- [Work to do]: All of the entries must be reproduced exactly, with no images carried over.

Stored rows start

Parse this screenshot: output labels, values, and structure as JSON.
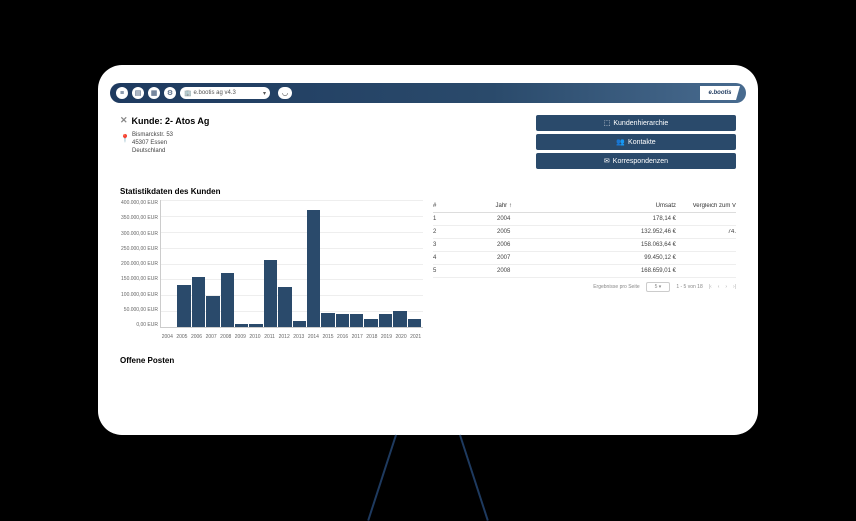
{
  "topbar": {
    "search": "e.bootis ag v4.3",
    "logo": "e.bootis"
  },
  "customer": {
    "title": "Kunde: 2- Atos Ag",
    "address": {
      "street": "Bismarckstr. 53",
      "city": "45307 Essen",
      "country": "Deutschland"
    },
    "buttons": {
      "hierarchy": "Kundenhierarchie",
      "contacts": "Kontakte",
      "corr": "Korrespondenzen"
    }
  },
  "stats_title": "Statistikdaten des Kunden",
  "chart_data": {
    "type": "bar",
    "xlabel": "",
    "ylabel": "",
    "ylim": [
      0,
      400000
    ],
    "y_ticks": [
      "400.000,00 EUR",
      "350.000,00 EUR",
      "300.000,00 EUR",
      "250.000,00 EUR",
      "200.000,00 EUR",
      "150.000,00 EUR",
      "100.000,00 EUR",
      "50.000,00 EUR",
      "0,00 EUR"
    ],
    "categories": [
      "2004",
      "2005",
      "2006",
      "2007",
      "2008",
      "2009",
      "2010",
      "2011",
      "2012",
      "2013",
      "2014",
      "2015",
      "2016",
      "2017",
      "2018",
      "2019",
      "2020",
      "2021"
    ],
    "values": [
      200,
      132000,
      158000,
      99000,
      169000,
      10000,
      10000,
      210000,
      125000,
      20000,
      370000,
      45000,
      40000,
      40000,
      25000,
      40000,
      50000,
      25000
    ]
  },
  "table": {
    "headers": {
      "idx": "#",
      "year": "Jahr",
      "rev": "Umsatz",
      "cmp": "Vergleich zum V"
    },
    "rows": [
      {
        "idx": "1",
        "year": "2004",
        "rev": "178,14 €",
        "cmp": ""
      },
      {
        "idx": "2",
        "year": "2005",
        "rev": "132.952,46 €",
        "cmp": "74."
      },
      {
        "idx": "3",
        "year": "2006",
        "rev": "158.063,64 €",
        "cmp": ""
      },
      {
        "idx": "4",
        "year": "2007",
        "rev": "99.450,12 €",
        "cmp": ""
      },
      {
        "idx": "5",
        "year": "2008",
        "rev": "168.659,01 €",
        "cmp": ""
      }
    ],
    "pager": {
      "label": "Ergebnisse pro Seite",
      "per": "5",
      "range": "1 - 5 von 18"
    }
  },
  "open_posts": "Offene Posten"
}
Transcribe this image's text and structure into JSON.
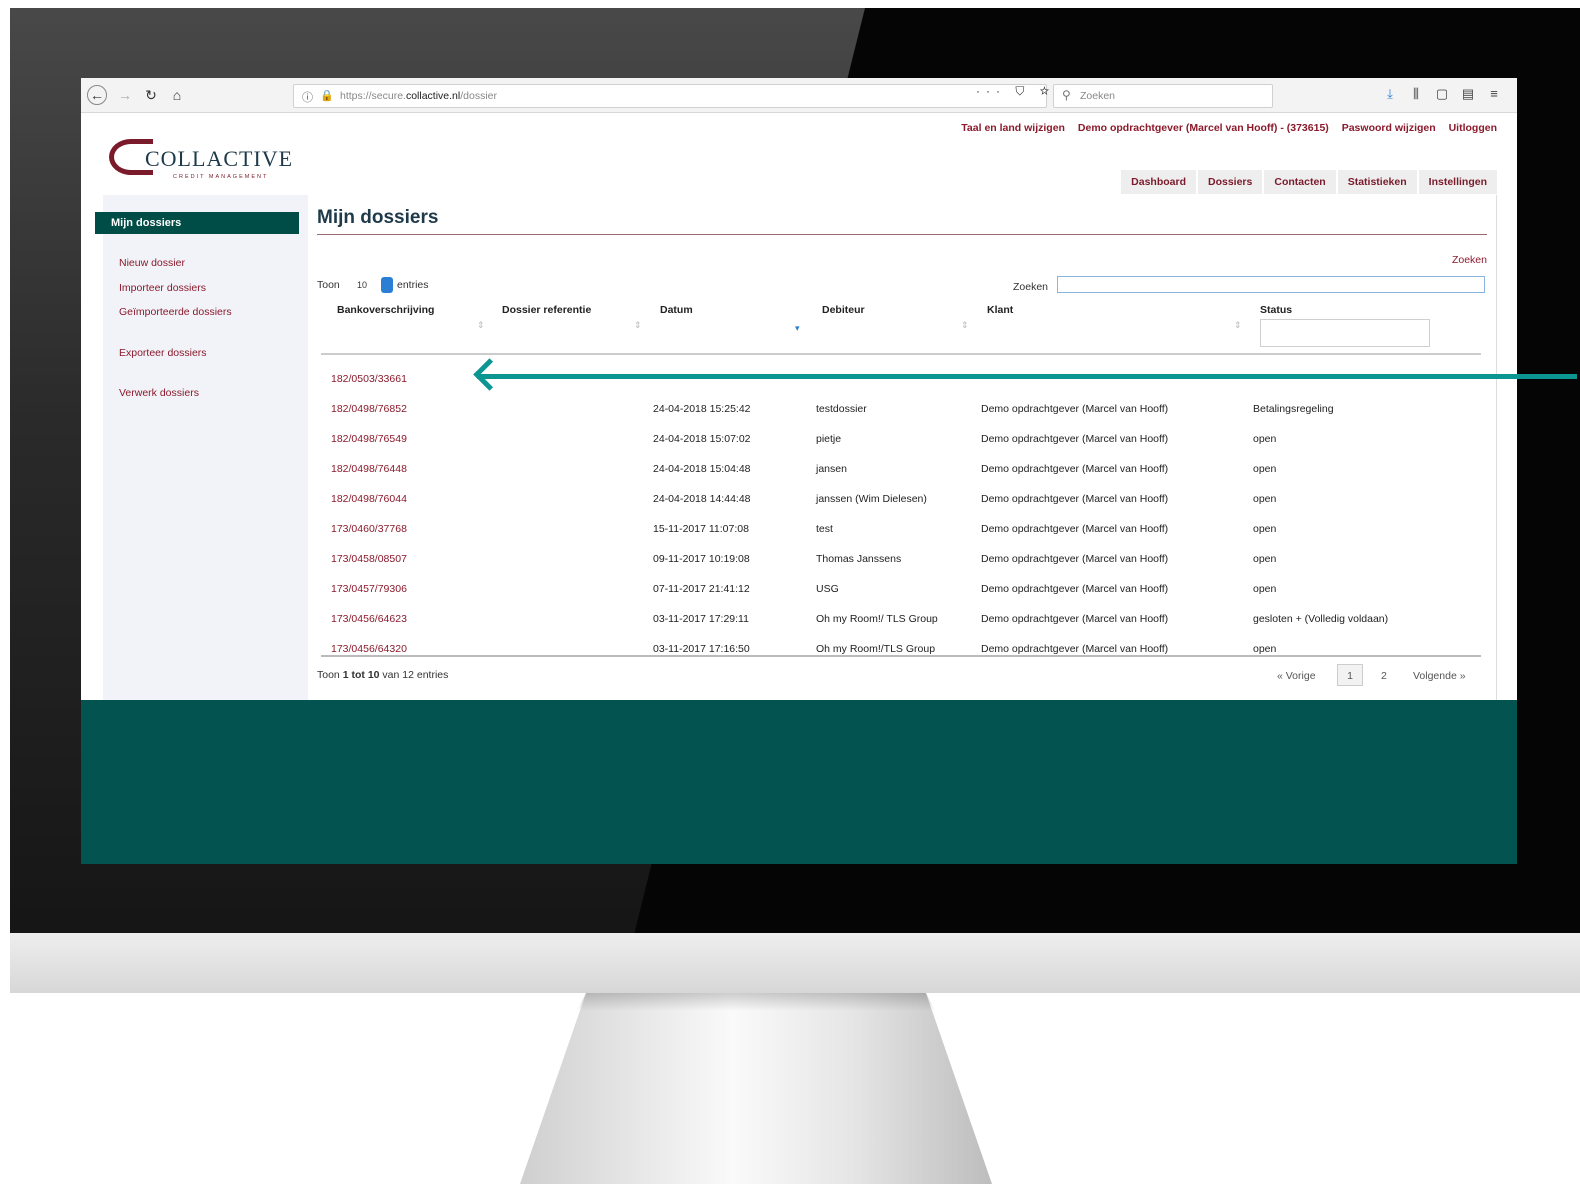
{
  "browser": {
    "url_prefix": "https://secure.",
    "url_domain": "collactive.nl",
    "url_path": "/dossier",
    "search_placeholder": "Zoeken",
    "url_tools": "··· ⛉ ☆"
  },
  "header": {
    "links": [
      "Taal en land wijzigen",
      "Demo opdrachtgever (Marcel van Hooff) - (373615)",
      "Paswoord wijzigen",
      "Uitloggen"
    ],
    "logo_main": "COLLACTIVE",
    "logo_sub": "CREDIT MANAGEMENT",
    "nav": [
      "Dashboard",
      "Dossiers",
      "Contacten",
      "Statistieken",
      "Instellingen"
    ]
  },
  "sidebar": {
    "active": "Mijn dossiers",
    "items": [
      "Nieuw dossier",
      "Importeer dossiers",
      "Geïmporteerde dossiers",
      "Exporteer dossiers",
      "Verwerk dossiers"
    ]
  },
  "main": {
    "title": "Mijn dossiers",
    "search_link": "Zoeken",
    "show_label": "Toon",
    "show_value": "10",
    "entries_label": "entries",
    "search_label": "Zoeken",
    "columns": [
      "Bankoverschrijving",
      "Dossier referentie",
      "Datum",
      "Debiteur",
      "Klant",
      "Status"
    ],
    "rows": [
      {
        "bank": "182/0503/33661",
        "datum": "",
        "debiteur": "",
        "klant": "",
        "status": ""
      },
      {
        "bank": "182/0498/76852",
        "datum": "24-04-2018 15:25:42",
        "debiteur": "testdossier",
        "klant": "Demo opdrachtgever (Marcel van Hooff)",
        "status": "Betalingsregeling"
      },
      {
        "bank": "182/0498/76549",
        "datum": "24-04-2018 15:07:02",
        "debiteur": "pietje",
        "klant": "Demo opdrachtgever (Marcel van Hooff)",
        "status": "open"
      },
      {
        "bank": "182/0498/76448",
        "datum": "24-04-2018 15:04:48",
        "debiteur": "jansen",
        "klant": "Demo opdrachtgever (Marcel van Hooff)",
        "status": "open"
      },
      {
        "bank": "182/0498/76044",
        "datum": "24-04-2018 14:44:48",
        "debiteur": "janssen (Wim Dielesen)",
        "klant": "Demo opdrachtgever (Marcel van Hooff)",
        "status": "open"
      },
      {
        "bank": "173/0460/37768",
        "datum": "15-11-2017 11:07:08",
        "debiteur": "test",
        "klant": "Demo opdrachtgever (Marcel van Hooff)",
        "status": "open"
      },
      {
        "bank": "173/0458/08507",
        "datum": "09-11-2017 10:19:08",
        "debiteur": "Thomas Janssens",
        "klant": "Demo opdrachtgever (Marcel van Hooff)",
        "status": "open"
      },
      {
        "bank": "173/0457/79306",
        "datum": "07-11-2017 21:41:12",
        "debiteur": "USG",
        "klant": "Demo opdrachtgever (Marcel van Hooff)",
        "status": "open"
      },
      {
        "bank": "173/0456/64623",
        "datum": "03-11-2017 17:29:11",
        "debiteur": "Oh my Room!/ TLS Group",
        "klant": "Demo opdrachtgever (Marcel van Hooff)",
        "status": "gesloten + (Volledig voldaan)"
      },
      {
        "bank": "173/0456/64320",
        "datum": "03-11-2017 17:16:50",
        "debiteur": "Oh my Room!/TLS Group",
        "klant": "Demo opdrachtgever (Marcel van Hooff)",
        "status": "open"
      }
    ],
    "info": {
      "prefix": "Toon",
      "from": "1",
      "mid": "tot",
      "to": "10",
      "suffix": "van 12 entries"
    },
    "pagination": {
      "prev": "« Vorige",
      "current": "1",
      "next_page": "2",
      "next": "Volgende »"
    }
  },
  "colors": {
    "accent": "#8b1a2c",
    "sidebar_active": "#004c46",
    "annotation_arrow": "#0c9691"
  }
}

Stored rows end

- [Result of this exercise]:
Parse this screenshot: output labels, values, and structure as JSON.
{
  "topbar": {
    "search": "e.bootis ag v4.3",
    "logo": "e.bootis"
  },
  "customer": {
    "title": "Kunde: 2- Atos Ag",
    "address": {
      "street": "Bismarckstr. 53",
      "city": "45307 Essen",
      "country": "Deutschland"
    },
    "buttons": {
      "hierarchy": "Kundenhierarchie",
      "contacts": "Kontakte",
      "corr": "Korrespondenzen"
    }
  },
  "stats_title": "Statistikdaten des Kunden",
  "chart_data": {
    "type": "bar",
    "xlabel": "",
    "ylabel": "",
    "ylim": [
      0,
      400000
    ],
    "y_ticks": [
      "400.000,00 EUR",
      "350.000,00 EUR",
      "300.000,00 EUR",
      "250.000,00 EUR",
      "200.000,00 EUR",
      "150.000,00 EUR",
      "100.000,00 EUR",
      "50.000,00 EUR",
      "0,00 EUR"
    ],
    "categories": [
      "2004",
      "2005",
      "2006",
      "2007",
      "2008",
      "2009",
      "2010",
      "2011",
      "2012",
      "2013",
      "2014",
      "2015",
      "2016",
      "2017",
      "2018",
      "2019",
      "2020",
      "2021"
    ],
    "values": [
      200,
      132000,
      158000,
      99000,
      169000,
      10000,
      10000,
      210000,
      125000,
      20000,
      370000,
      45000,
      40000,
      40000,
      25000,
      40000,
      50000,
      25000
    ]
  },
  "table": {
    "headers": {
      "idx": "#",
      "year": "Jahr",
      "rev": "Umsatz",
      "cmp": "Vergleich zum V"
    },
    "rows": [
      {
        "idx": "1",
        "year": "2004",
        "rev": "178,14 €",
        "cmp": ""
      },
      {
        "idx": "2",
        "year": "2005",
        "rev": "132.952,46 €",
        "cmp": "74."
      },
      {
        "idx": "3",
        "year": "2006",
        "rev": "158.063,64 €",
        "cmp": ""
      },
      {
        "idx": "4",
        "year": "2007",
        "rev": "99.450,12 €",
        "cmp": ""
      },
      {
        "idx": "5",
        "year": "2008",
        "rev": "168.659,01 €",
        "cmp": ""
      }
    ],
    "pager": {
      "label": "Ergebnisse pro Seite",
      "per": "5",
      "range": "1 - 5 von 18"
    }
  },
  "open_posts": "Offene Posten"
}
Transcribe this image's text and structure into JSON.
{
  "browser": {
    "url_prefix": "https://secure.",
    "url_domain": "collactive.nl",
    "url_path": "/dossier",
    "search_placeholder": "Zoeken",
    "url_tools": "··· ⛉ ☆"
  },
  "header": {
    "links": [
      "Taal en land wijzigen",
      "Demo opdrachtgever (Marcel van Hooff) - (373615)",
      "Paswoord wijzigen",
      "Uitloggen"
    ],
    "logo_main": "COLLACTIVE",
    "logo_sub": "CREDIT MANAGEMENT",
    "nav": [
      "Dashboard",
      "Dossiers",
      "Contacten",
      "Statistieken",
      "Instellingen"
    ]
  },
  "sidebar": {
    "active": "Mijn dossiers",
    "items": [
      "Nieuw dossier",
      "Importeer dossiers",
      "Geïmporteerde dossiers",
      "Exporteer dossiers",
      "Verwerk dossiers"
    ]
  },
  "main": {
    "title": "Mijn dossiers",
    "search_link": "Zoeken",
    "show_label": "Toon",
    "show_value": "10",
    "entries_label": "entries",
    "search_label": "Zoeken",
    "columns": [
      "Bankoverschrijving",
      "Dossier referentie",
      "Datum",
      "Debiteur",
      "Klant",
      "Status"
    ],
    "rows": [
      {
        "bank": "182/0503/33661",
        "datum": "",
        "debiteur": "",
        "klant": "",
        "status": ""
      },
      {
        "bank": "182/0498/76852",
        "datum": "24-04-2018 15:25:42",
        "debiteur": "testdossier",
        "klant": "Demo opdrachtgever (Marcel van Hooff)",
        "status": "Betalingsregeling"
      },
      {
        "bank": "182/0498/76549",
        "datum": "24-04-2018 15:07:02",
        "debiteur": "pietje",
        "klant": "Demo opdrachtgever (Marcel van Hooff)",
        "status": "open"
      },
      {
        "bank": "182/0498/76448",
        "datum": "24-04-2018 15:04:48",
        "debiteur": "jansen",
        "klant": "Demo opdrachtgever (Marcel van Hooff)",
        "status": "open"
      },
      {
        "bank": "182/0498/76044",
        "datum": "24-04-2018 14:44:48",
        "debiteur": "janssen (Wim Dielesen)",
        "klant": "Demo opdrachtgever (Marcel van Hooff)",
        "status": "open"
      },
      {
        "bank": "173/0460/37768",
        "datum": "15-11-2017 11:07:08",
        "debiteur": "test",
        "klant": "Demo opdrachtgever (Marcel van Hooff)",
        "status": "open"
      },
      {
        "bank": "173/0458/08507",
        "datum": "09-11-2017 10:19:08",
        "debiteur": "Thomas Janssens",
        "klant": "Demo opdrachtgever (Marcel van Hooff)",
        "status": "open"
      },
      {
        "bank": "173/0457/79306",
        "datum": "07-11-2017 21:41:12",
        "debiteur": "USG",
        "klant": "Demo opdrachtgever (Marcel van Hooff)",
        "status": "open"
      },
      {
        "bank": "173/0456/64623",
        "datum": "03-11-2017 17:29:11",
        "debiteur": "Oh my Room!/ TLS Group",
        "klant": "Demo opdrachtgever (Marcel van Hooff)",
        "status": "gesloten + (Volledig voldaan)"
      },
      {
        "bank": "173/0456/64320",
        "datum": "03-11-2017 17:16:50",
        "debiteur": "Oh my Room!/TLS Group",
        "klant": "Demo opdrachtgever (Marcel van Hooff)",
        "status": "open"
      }
    ],
    "info": {
      "prefix": "Toon",
      "from": "1",
      "mid": "tot",
      "to": "10",
      "suffix": "van 12 entries"
    },
    "pagination": {
      "prev": "« Vorige",
      "current": "1",
      "next_page": "2",
      "next": "Volgende »"
    }
  },
  "colors": {
    "accent": "#8b1a2c",
    "sidebar_active": "#004c46",
    "annotation_arrow": "#0c9691"
  }
}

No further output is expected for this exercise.